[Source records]

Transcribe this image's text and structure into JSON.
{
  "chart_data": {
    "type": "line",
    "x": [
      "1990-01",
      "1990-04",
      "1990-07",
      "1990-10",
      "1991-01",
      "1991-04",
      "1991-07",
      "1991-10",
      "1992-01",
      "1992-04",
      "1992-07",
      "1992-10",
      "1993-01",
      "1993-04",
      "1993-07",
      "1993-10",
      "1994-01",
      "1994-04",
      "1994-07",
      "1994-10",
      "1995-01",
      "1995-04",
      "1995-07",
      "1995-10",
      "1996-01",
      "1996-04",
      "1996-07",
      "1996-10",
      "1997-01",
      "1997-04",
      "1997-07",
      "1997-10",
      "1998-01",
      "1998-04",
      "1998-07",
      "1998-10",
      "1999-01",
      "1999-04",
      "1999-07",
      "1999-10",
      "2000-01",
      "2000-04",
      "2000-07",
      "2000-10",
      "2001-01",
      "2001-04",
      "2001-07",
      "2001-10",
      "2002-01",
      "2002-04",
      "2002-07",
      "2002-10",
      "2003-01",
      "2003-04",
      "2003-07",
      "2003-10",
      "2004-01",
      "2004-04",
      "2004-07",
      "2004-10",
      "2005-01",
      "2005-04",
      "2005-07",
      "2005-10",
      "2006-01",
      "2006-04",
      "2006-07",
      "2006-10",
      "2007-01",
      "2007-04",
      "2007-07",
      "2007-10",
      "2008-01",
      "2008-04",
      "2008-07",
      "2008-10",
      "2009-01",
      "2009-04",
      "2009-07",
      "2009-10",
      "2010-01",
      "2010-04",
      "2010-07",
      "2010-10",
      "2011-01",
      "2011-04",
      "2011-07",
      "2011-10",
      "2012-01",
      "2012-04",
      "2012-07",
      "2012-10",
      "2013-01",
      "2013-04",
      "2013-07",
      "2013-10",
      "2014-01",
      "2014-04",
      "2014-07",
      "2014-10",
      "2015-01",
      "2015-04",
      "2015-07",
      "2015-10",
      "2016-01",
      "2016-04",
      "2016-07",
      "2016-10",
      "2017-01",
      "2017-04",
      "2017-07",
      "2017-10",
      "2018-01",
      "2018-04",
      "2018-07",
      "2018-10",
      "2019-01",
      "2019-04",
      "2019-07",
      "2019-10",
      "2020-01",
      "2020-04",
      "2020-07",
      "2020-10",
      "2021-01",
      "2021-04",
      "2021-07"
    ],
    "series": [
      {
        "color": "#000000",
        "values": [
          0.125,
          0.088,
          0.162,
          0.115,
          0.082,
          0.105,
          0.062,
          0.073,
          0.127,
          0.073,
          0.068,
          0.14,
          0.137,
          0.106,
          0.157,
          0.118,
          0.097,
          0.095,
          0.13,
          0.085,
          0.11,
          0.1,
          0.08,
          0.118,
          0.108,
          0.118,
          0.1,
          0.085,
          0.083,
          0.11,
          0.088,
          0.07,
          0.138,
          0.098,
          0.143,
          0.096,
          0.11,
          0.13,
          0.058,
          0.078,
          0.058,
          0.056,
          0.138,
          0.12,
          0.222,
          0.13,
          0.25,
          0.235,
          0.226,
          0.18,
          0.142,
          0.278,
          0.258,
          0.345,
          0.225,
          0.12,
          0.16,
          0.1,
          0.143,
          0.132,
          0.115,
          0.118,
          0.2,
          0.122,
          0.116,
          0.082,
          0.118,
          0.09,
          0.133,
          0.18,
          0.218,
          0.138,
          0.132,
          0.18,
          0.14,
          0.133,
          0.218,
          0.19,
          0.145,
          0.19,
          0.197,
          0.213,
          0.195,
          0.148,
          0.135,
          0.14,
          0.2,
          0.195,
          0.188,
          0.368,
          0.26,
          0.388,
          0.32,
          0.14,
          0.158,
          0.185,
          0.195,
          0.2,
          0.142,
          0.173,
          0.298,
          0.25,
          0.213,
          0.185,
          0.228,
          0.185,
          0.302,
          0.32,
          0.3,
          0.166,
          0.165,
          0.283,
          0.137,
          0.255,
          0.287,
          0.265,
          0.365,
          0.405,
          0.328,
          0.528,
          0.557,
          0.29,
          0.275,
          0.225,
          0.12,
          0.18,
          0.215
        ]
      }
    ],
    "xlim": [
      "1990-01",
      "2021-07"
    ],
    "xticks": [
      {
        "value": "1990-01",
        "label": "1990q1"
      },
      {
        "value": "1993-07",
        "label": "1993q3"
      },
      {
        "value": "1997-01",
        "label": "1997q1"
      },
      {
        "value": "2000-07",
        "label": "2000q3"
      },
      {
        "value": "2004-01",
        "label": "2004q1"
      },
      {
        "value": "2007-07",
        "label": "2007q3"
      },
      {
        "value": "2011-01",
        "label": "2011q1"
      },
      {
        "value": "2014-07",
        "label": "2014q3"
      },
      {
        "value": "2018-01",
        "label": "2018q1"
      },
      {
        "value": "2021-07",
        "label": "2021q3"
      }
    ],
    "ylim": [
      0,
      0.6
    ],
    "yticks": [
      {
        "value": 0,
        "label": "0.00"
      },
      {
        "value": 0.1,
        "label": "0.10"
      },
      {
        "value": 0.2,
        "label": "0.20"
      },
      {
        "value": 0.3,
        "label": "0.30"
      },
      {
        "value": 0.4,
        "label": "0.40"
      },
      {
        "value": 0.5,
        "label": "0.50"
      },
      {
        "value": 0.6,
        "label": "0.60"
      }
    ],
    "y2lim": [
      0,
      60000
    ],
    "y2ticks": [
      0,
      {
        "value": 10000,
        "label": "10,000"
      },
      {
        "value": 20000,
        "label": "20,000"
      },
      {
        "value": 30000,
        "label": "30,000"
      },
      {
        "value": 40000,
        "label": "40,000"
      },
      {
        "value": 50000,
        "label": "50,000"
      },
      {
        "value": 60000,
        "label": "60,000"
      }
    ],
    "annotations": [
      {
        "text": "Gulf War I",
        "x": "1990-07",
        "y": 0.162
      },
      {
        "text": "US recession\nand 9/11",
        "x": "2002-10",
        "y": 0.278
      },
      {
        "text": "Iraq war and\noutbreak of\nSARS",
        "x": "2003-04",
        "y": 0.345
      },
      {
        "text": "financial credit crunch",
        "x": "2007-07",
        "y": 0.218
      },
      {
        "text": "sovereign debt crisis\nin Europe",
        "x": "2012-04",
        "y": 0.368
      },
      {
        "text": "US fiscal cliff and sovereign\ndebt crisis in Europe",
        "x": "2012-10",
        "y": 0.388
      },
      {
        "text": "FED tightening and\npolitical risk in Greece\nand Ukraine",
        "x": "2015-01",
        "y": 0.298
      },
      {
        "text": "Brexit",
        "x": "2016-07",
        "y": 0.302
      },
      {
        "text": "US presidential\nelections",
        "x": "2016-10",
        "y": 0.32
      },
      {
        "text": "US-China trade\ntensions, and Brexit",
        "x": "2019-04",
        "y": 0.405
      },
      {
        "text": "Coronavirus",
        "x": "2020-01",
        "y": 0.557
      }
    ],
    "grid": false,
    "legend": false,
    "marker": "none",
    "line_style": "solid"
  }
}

§ Work required
Throughout the data above, count the lines in which the word "sovereign" occurs; supply the number alone.

§ Task answer
2